→ **YOUR TASK**: State how many lines of the entries hold the string "CH₃COO", and nothing more.

─── RAW DATA

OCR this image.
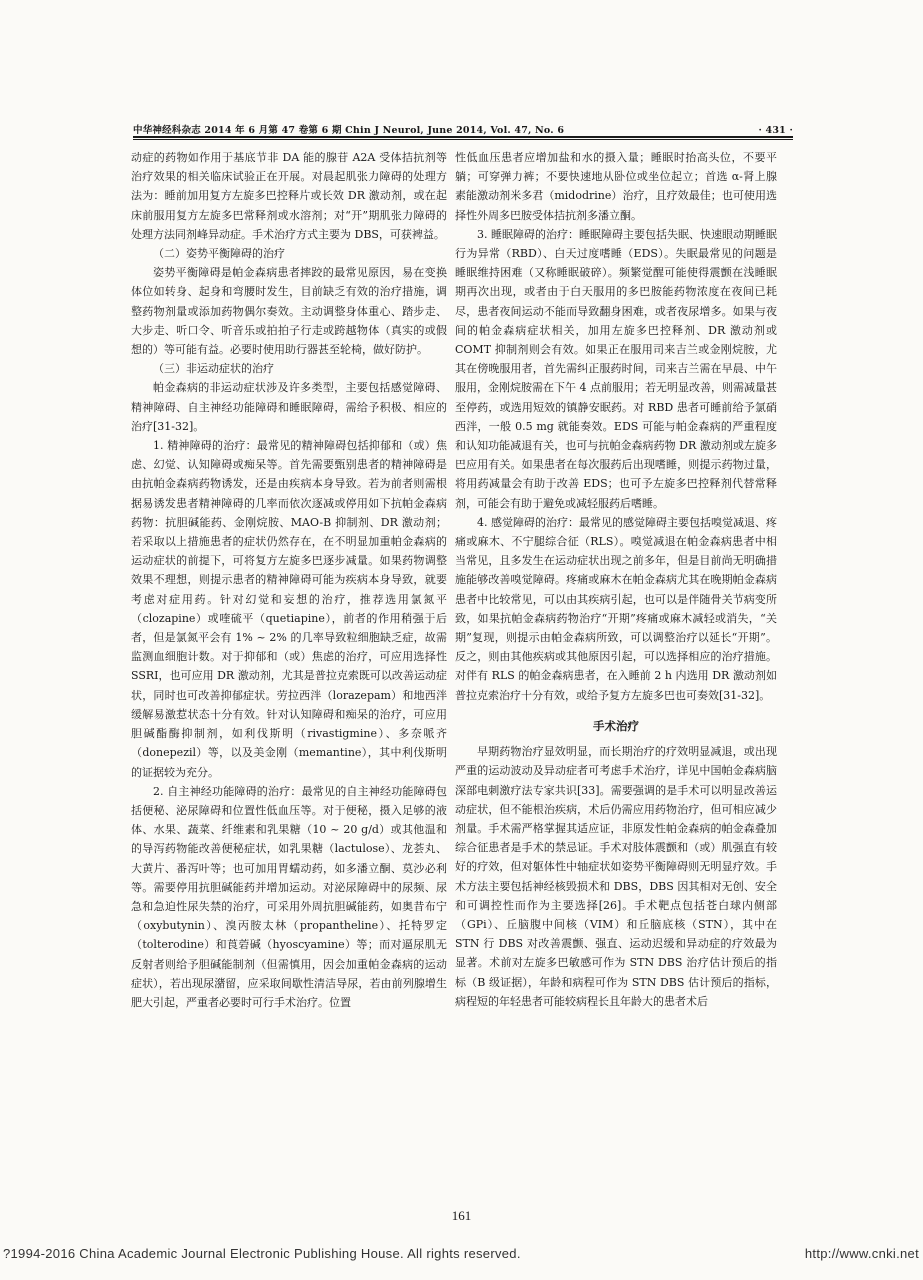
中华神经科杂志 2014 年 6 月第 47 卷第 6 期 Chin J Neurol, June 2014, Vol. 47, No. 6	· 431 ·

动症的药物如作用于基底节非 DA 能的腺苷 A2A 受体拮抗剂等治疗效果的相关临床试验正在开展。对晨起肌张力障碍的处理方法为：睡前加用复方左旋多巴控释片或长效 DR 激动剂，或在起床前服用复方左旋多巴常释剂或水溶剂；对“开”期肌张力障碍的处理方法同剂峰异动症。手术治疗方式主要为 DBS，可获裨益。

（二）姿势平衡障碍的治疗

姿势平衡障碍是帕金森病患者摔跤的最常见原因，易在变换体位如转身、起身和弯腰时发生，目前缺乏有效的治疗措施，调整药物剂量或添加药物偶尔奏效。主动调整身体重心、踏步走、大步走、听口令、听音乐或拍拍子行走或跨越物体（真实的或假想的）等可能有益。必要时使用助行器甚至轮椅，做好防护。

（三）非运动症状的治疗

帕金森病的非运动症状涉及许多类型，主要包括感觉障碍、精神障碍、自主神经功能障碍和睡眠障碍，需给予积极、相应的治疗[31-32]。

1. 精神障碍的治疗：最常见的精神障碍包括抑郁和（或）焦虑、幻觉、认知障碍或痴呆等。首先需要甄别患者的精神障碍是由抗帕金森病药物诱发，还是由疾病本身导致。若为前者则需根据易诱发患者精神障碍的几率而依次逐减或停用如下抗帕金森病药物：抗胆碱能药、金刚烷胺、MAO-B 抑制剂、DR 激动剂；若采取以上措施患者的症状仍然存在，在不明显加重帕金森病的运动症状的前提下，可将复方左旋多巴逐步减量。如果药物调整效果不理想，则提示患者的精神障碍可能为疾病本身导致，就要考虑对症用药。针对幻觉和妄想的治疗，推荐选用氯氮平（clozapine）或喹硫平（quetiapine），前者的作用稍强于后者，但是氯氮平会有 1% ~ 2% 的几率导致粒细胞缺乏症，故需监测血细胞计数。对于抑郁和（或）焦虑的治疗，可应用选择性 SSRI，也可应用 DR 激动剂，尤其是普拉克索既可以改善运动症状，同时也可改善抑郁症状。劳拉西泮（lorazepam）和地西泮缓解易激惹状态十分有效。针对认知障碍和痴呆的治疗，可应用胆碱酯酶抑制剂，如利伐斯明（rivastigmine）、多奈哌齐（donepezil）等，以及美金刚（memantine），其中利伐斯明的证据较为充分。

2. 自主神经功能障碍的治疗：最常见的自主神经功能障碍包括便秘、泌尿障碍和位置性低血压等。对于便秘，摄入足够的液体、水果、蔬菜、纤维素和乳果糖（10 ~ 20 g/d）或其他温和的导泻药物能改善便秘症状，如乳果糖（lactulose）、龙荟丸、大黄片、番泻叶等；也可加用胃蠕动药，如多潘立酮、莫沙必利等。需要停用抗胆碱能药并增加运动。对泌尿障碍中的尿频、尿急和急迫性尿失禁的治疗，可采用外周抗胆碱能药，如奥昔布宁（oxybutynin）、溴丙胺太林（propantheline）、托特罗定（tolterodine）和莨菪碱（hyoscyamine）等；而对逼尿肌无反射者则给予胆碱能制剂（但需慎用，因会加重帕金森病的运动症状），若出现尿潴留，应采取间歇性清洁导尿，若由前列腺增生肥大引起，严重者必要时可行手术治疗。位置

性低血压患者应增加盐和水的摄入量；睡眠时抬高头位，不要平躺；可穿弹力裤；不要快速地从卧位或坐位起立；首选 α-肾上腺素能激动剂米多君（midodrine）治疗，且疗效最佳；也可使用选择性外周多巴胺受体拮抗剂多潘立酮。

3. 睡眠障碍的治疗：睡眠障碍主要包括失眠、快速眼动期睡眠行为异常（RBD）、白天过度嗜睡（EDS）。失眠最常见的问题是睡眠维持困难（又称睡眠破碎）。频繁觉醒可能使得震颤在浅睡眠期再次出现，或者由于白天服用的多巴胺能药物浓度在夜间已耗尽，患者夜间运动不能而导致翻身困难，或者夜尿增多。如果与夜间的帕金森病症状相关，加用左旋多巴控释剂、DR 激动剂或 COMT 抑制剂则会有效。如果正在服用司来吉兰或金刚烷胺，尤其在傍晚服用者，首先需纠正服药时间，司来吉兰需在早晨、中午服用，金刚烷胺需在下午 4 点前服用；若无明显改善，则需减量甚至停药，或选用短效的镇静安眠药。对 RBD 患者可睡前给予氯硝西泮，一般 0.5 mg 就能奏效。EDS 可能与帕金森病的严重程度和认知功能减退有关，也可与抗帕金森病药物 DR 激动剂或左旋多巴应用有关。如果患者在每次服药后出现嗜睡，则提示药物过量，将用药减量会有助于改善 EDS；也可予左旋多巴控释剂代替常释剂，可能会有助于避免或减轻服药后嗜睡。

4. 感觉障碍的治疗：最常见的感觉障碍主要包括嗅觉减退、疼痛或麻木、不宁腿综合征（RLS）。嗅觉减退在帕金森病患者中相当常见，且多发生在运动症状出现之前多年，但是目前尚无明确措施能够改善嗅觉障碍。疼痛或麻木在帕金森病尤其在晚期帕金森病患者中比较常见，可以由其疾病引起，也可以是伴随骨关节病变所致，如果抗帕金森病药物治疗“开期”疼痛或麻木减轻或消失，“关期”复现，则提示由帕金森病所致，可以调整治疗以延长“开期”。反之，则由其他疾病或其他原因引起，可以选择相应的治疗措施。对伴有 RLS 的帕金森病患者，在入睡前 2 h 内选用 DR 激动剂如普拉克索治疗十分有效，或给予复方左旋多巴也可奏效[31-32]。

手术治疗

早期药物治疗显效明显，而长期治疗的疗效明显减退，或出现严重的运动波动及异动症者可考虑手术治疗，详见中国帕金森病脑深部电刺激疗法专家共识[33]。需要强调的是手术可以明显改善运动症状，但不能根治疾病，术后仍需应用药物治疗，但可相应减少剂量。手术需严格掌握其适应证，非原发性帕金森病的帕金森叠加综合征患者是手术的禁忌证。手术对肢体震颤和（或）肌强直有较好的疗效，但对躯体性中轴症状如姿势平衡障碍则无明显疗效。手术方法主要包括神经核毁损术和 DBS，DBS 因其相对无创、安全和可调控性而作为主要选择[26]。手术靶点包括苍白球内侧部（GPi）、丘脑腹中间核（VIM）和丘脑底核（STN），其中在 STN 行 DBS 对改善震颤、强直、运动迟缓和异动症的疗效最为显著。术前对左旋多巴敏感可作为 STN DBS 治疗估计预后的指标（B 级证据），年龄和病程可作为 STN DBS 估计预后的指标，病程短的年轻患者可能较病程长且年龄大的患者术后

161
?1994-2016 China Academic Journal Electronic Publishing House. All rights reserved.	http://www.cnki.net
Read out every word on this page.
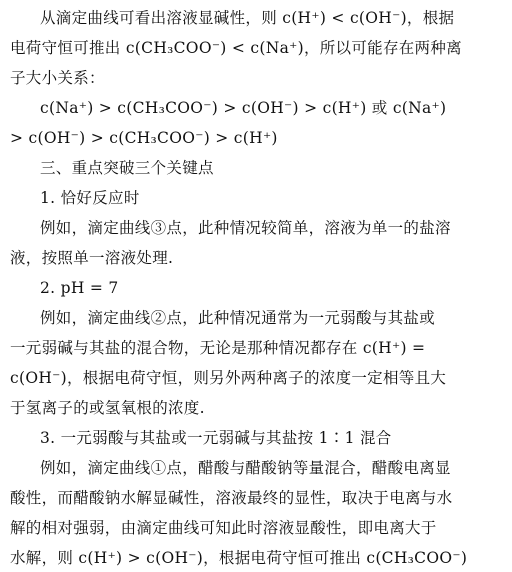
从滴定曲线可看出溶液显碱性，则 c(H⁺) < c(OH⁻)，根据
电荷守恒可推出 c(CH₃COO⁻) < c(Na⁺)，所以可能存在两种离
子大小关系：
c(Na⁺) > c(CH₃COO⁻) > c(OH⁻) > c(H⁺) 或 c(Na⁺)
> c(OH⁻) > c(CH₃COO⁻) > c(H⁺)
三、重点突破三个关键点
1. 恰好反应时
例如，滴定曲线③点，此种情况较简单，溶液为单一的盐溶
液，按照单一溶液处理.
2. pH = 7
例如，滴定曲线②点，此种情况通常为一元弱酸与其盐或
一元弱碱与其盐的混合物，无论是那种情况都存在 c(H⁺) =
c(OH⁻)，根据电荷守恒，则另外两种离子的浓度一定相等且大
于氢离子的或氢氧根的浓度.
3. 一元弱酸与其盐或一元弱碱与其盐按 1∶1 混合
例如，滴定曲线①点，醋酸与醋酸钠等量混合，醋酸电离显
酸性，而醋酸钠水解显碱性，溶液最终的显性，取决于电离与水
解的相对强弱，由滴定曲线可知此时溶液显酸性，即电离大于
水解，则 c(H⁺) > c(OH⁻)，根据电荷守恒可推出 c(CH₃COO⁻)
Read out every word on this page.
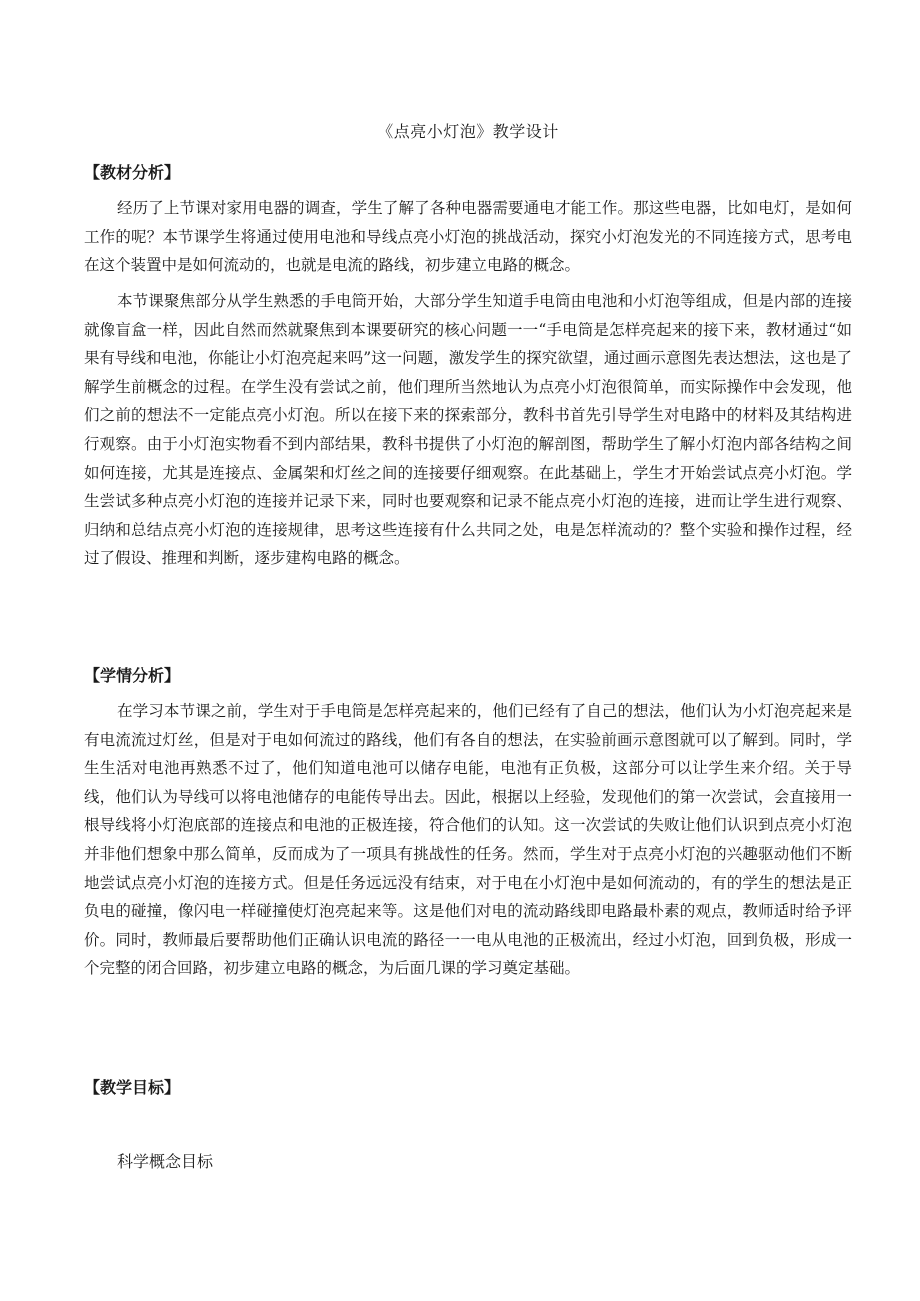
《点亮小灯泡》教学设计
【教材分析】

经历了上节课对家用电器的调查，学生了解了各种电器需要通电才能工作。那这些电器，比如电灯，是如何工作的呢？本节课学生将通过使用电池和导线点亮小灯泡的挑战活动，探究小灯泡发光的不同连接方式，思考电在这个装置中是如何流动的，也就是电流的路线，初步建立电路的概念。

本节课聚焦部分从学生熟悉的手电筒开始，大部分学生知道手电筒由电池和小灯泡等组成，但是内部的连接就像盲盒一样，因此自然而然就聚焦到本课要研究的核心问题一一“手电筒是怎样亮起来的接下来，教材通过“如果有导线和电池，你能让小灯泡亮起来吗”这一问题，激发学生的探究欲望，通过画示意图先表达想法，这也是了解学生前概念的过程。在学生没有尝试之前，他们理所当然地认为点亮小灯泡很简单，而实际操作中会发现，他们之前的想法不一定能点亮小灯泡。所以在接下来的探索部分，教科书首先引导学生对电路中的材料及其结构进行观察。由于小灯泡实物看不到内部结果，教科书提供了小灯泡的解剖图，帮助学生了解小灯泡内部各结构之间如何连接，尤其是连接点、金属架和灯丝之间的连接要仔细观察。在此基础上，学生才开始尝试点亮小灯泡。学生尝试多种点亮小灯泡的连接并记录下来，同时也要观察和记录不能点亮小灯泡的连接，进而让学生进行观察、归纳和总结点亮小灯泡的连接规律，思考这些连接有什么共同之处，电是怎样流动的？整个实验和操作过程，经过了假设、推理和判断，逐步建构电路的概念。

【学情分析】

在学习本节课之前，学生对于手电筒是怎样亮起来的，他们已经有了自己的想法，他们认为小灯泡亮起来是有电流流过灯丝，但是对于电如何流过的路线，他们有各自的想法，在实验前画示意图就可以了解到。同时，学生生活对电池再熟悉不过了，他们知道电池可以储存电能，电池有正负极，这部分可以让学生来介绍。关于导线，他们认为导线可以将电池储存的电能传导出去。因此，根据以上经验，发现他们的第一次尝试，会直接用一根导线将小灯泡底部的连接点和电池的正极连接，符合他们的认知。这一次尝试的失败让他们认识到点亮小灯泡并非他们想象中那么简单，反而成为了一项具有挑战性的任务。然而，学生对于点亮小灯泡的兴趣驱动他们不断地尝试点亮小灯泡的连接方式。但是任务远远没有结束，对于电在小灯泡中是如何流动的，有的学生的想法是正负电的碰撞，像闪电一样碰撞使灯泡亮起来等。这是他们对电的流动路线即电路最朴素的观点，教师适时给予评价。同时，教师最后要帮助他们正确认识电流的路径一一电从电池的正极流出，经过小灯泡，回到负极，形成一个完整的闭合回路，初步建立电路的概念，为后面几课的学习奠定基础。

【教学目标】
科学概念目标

──────

→ **RESPONSE TO THE TASK**: 4